▶ [What needs to be done] Identify the lines bearing the string "была" and gather them.

Records from a data source
::::
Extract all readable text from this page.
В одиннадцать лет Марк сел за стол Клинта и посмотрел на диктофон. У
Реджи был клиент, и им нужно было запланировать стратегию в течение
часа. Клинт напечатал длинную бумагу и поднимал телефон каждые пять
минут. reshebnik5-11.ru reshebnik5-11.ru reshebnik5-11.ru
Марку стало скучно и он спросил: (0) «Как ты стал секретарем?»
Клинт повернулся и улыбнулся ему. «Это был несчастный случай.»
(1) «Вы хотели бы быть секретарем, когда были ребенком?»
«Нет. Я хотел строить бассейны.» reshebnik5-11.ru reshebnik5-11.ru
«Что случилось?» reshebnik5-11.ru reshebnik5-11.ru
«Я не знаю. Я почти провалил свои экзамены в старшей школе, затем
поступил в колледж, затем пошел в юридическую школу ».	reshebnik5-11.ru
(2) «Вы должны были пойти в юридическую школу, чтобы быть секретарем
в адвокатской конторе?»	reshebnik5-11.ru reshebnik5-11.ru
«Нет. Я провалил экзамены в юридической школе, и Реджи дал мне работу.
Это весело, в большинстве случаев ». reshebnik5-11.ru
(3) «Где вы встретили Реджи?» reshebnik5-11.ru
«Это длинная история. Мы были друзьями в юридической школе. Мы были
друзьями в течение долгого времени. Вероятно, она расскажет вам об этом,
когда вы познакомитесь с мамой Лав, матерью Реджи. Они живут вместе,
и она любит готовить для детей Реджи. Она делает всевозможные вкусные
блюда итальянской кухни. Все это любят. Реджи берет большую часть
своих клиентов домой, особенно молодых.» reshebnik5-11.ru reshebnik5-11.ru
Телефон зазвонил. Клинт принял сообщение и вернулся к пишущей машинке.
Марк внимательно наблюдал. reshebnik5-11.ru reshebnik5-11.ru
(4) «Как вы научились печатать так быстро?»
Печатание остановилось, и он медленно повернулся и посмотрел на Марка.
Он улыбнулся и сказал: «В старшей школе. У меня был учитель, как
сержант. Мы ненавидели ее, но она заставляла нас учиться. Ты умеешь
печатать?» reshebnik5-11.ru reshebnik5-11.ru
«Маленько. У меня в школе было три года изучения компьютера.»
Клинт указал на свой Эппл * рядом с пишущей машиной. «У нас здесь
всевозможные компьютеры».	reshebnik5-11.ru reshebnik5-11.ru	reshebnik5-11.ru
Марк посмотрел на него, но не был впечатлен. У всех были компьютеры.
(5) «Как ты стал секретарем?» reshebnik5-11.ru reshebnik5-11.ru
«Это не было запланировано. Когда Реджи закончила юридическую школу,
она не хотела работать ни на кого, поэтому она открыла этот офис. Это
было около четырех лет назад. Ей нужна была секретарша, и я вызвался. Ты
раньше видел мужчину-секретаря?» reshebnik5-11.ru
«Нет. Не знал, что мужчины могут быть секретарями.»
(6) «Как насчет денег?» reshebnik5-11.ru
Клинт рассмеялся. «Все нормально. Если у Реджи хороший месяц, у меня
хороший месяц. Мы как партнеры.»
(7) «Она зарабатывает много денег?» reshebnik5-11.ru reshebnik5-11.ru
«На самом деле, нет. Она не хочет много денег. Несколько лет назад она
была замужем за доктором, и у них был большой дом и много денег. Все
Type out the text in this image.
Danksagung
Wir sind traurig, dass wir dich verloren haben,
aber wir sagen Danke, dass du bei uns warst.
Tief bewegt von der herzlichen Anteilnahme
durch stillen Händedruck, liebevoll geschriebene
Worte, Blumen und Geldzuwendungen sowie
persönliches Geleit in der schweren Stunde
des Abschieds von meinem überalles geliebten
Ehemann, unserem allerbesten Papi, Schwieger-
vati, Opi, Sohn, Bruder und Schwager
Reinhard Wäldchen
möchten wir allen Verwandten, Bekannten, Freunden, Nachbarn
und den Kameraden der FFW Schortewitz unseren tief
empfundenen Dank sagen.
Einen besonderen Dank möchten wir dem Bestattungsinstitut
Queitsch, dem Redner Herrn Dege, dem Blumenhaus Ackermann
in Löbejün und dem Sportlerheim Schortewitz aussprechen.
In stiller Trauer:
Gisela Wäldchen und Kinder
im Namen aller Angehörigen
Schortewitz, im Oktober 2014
::::
▶ [Solution below]
было около четырех лет назад. Ей нужна была секретарша, и я вызвался. Ты
была замужем за доктором, и у них был большой дом и много денег. Все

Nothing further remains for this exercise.